Work to do: Return each line of the records holding the string "this".

Record excerpts:
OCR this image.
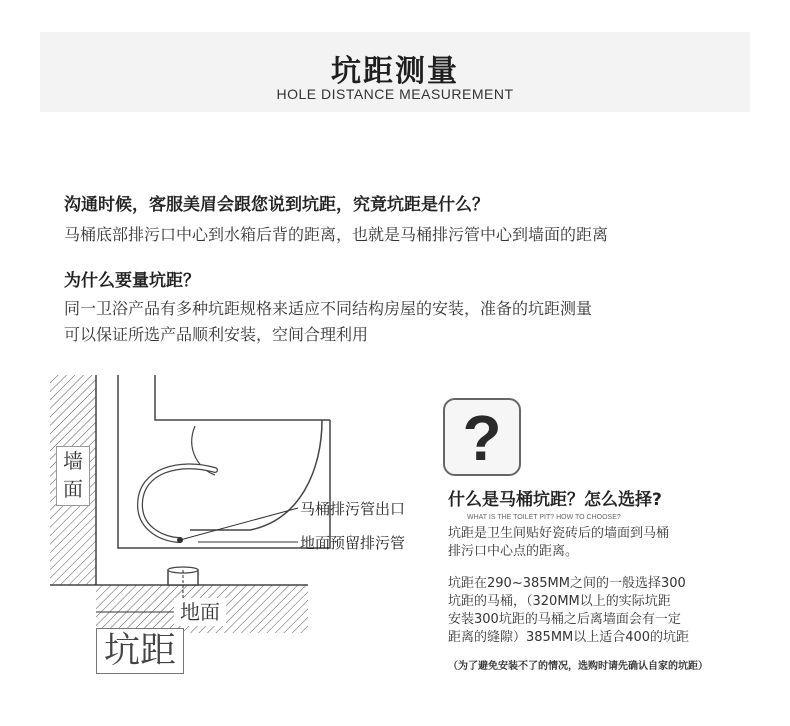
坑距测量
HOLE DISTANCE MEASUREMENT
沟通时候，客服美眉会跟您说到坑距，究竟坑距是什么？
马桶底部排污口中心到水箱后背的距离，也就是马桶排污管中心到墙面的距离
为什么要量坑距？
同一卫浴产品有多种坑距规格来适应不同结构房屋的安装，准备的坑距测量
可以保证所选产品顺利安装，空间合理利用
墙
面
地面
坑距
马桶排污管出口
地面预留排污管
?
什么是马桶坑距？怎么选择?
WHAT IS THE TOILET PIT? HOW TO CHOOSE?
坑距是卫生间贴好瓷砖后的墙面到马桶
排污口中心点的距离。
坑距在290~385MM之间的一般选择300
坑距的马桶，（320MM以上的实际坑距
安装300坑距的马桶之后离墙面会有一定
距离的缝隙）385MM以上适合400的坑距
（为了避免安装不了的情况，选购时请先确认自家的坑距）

...

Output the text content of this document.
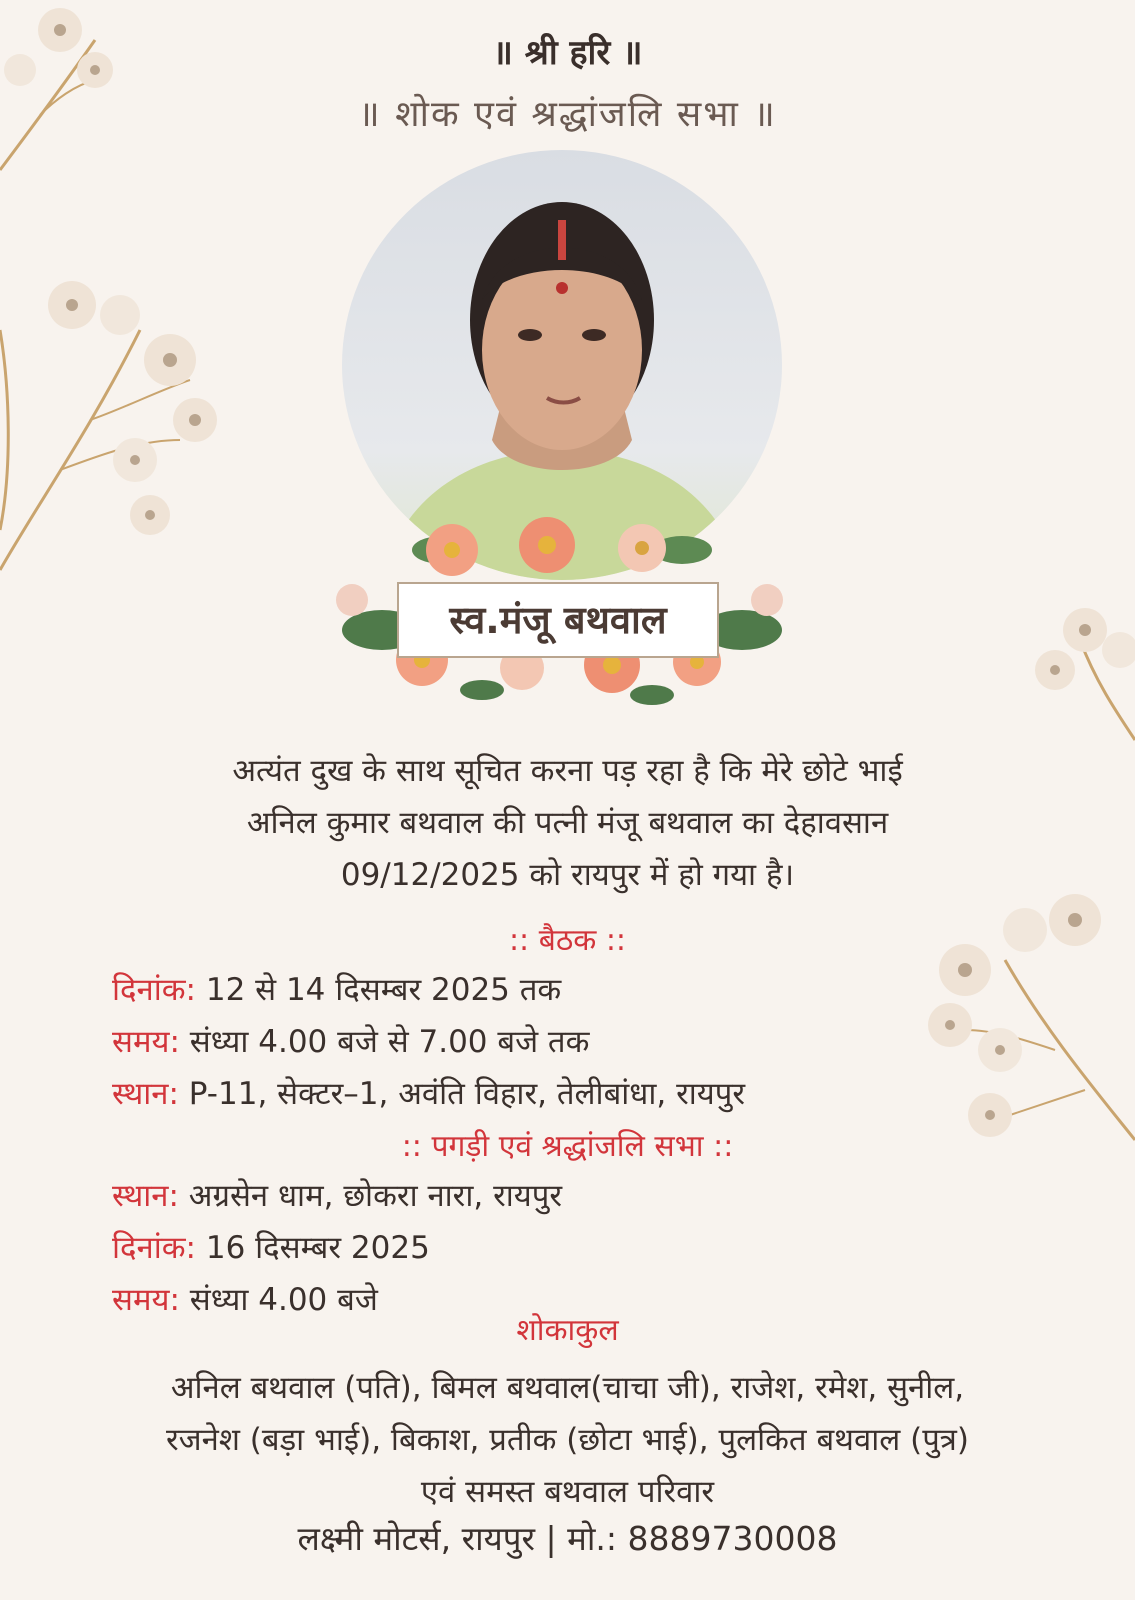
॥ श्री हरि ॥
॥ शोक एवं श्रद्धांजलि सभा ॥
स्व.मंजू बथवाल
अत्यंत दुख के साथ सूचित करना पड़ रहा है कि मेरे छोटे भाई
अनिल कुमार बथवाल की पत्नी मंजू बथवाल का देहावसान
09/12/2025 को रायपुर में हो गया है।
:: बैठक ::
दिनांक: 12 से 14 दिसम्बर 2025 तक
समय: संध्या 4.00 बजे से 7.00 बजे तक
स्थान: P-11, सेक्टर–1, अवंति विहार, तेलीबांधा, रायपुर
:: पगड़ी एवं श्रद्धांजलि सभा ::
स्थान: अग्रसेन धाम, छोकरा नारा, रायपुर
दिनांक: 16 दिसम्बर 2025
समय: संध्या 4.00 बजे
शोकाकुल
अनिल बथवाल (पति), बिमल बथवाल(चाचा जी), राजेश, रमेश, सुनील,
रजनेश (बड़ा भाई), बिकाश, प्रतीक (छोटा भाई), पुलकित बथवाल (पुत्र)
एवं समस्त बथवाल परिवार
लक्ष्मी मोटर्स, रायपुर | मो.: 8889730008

Exercise response:
OCR this image.
Output the text content of this document.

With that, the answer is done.